-- Begin Records for this task --

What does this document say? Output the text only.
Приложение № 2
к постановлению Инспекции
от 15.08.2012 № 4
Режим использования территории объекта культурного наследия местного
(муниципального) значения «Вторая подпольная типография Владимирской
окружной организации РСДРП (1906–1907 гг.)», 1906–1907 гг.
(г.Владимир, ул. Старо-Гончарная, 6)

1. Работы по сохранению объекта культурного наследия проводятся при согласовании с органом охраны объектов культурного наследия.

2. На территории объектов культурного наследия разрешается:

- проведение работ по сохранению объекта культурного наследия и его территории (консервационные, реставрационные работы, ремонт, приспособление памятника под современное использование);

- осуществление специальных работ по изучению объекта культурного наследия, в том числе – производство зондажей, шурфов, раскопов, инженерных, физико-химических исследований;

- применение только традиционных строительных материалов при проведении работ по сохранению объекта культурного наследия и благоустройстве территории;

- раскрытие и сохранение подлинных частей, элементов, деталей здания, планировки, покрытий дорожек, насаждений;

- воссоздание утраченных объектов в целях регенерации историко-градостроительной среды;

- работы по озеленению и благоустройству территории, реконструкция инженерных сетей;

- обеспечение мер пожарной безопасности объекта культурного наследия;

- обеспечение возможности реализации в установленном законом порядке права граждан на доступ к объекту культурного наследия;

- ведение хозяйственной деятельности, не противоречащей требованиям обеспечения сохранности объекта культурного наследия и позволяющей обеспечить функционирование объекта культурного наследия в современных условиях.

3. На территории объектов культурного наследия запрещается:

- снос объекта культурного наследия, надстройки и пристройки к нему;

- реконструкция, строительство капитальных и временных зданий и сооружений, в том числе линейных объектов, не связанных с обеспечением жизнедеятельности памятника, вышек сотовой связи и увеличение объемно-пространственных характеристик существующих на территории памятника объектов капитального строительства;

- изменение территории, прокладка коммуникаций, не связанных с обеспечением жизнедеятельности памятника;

-- End Records for this task --
-- Begin Records for this task --

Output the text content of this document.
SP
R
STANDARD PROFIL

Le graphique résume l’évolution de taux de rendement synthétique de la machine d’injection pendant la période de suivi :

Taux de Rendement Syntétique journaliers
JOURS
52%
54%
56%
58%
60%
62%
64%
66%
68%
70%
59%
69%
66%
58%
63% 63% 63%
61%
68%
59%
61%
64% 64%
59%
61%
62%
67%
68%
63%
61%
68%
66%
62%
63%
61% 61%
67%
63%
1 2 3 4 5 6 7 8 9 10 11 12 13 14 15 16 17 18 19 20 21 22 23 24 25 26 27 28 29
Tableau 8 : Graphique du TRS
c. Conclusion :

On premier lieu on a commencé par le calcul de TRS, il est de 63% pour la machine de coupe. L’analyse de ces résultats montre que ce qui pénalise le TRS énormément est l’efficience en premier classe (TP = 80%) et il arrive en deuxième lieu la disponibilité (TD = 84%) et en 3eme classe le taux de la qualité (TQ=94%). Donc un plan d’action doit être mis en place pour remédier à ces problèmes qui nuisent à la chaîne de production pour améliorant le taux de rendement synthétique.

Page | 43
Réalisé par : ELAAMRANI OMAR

-- End Records for this task --

▶ _Written instruction_: Scan the material for lines with the word "культурного", and copy each line you find.

▶ _Task response_:
Режим использования территории объекта культурного наследия местного
1. Работы по сохранению объекта культурного наследия проводятся при согласовании с органом охраны объектов культурного наследия.
2. На территории объектов культурного наследия разрешается:
- проведение работ по сохранению объекта культурного наследия и его территории (консервационные, реставрационные работы, ремонт, приспособление памятника под современное использование);
- осуществление специальных работ по изучению объекта культурного наследия, в том числе – производство зондажей, шурфов, раскопов, инженерных, физико-химических исследований;
- применение только традиционных строительных материалов при проведении работ по сохранению объекта культурного наследия и благоустройстве территории;
- обеспечение мер пожарной безопасности объекта культурного наследия;
- обеспечение возможности реализации в установленном законом порядке права граждан на доступ к объекту культурного наследия;
- ведение хозяйственной деятельности, не противоречащей требованиям обеспечения сохранности объекта культурного наследия и позволяющей обеспечить функционирование объекта культурного наследия в современных условиях.
3. На территории объектов культурного наследия запрещается:
- снос объекта культурного наследия, надстройки и пристройки к нему;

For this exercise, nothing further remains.